# Task to carry out
Give the entries again exactly, every one of them.

# Given information
+-------+

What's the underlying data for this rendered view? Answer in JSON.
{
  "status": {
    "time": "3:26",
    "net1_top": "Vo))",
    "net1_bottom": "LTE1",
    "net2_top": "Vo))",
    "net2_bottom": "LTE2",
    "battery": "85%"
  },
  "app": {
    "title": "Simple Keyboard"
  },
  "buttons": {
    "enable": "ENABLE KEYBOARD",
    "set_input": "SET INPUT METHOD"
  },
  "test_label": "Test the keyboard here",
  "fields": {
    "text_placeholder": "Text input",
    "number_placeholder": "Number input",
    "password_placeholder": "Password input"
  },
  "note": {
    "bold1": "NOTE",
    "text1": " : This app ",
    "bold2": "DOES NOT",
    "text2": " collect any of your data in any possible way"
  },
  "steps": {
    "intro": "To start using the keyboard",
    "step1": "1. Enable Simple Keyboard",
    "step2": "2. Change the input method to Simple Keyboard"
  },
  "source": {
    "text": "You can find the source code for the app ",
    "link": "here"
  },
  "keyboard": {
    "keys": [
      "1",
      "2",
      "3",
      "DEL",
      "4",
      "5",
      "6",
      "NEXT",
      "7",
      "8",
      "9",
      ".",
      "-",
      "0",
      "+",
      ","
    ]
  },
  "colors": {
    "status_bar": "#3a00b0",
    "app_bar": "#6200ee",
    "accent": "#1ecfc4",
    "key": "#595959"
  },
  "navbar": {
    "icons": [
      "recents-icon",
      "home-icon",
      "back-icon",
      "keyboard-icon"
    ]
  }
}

+-------+

# Written response
What's the underlying data for this rendered view? Answer in JSON.
{
  "status": {
    "time": "3:26",
    "net1_top": "Vo))",
    "net1_bottom": "LTE1",
    "net2_top": "Vo))",
    "net2_bottom": "LTE2",
    "battery": "85%"
  },
  "app": {
    "title": "Simple Keyboard"
  },
  "buttons": {
    "enable": "ENABLE KEYBOARD",
    "set_input": "SET INPUT METHOD"
  },
  "test_label": "Test the keyboard here",
  "fields": {
    "text_placeholder": "Text input",
    "number_placeholder": "Number input",
    "password_placeholder": "Password input"
  },
  "note": {
    "bold1": "NOTE",
    "text1": " : This app ",
    "bold2": "DOES NOT",
    "text2": " collect any of your data in any possible way"
  },
  "steps": {
    "intro": "To start using the keyboard",
    "step1": "1. Enable Simple Keyboard",
    "step2": "2. Change the input method to Simple Keyboard"
  },
  "source": {
    "text": "You can find the source code for the app ",
    "link": "here"
  },
  "keyboard": {
    "keys": [
      "1",
      "2",
      "3",
      "DEL",
      "4",
      "5",
      "6",
      "NEXT",
      "7",
      "8",
      "9",
      ".",
      "-",
      "0",
      "+",
      ","
    ]
  },
  "colors": {
    "status_bar": "#3a00b0",
    "app_bar": "#6200ee",
    "accent": "#1ecfc4",
    "key": "#595959"
  },
  "navbar": {
    "icons": [
      "recents-icon",
      "home-icon",
      "back-icon",
      "keyboard-icon"
    ]
  }
}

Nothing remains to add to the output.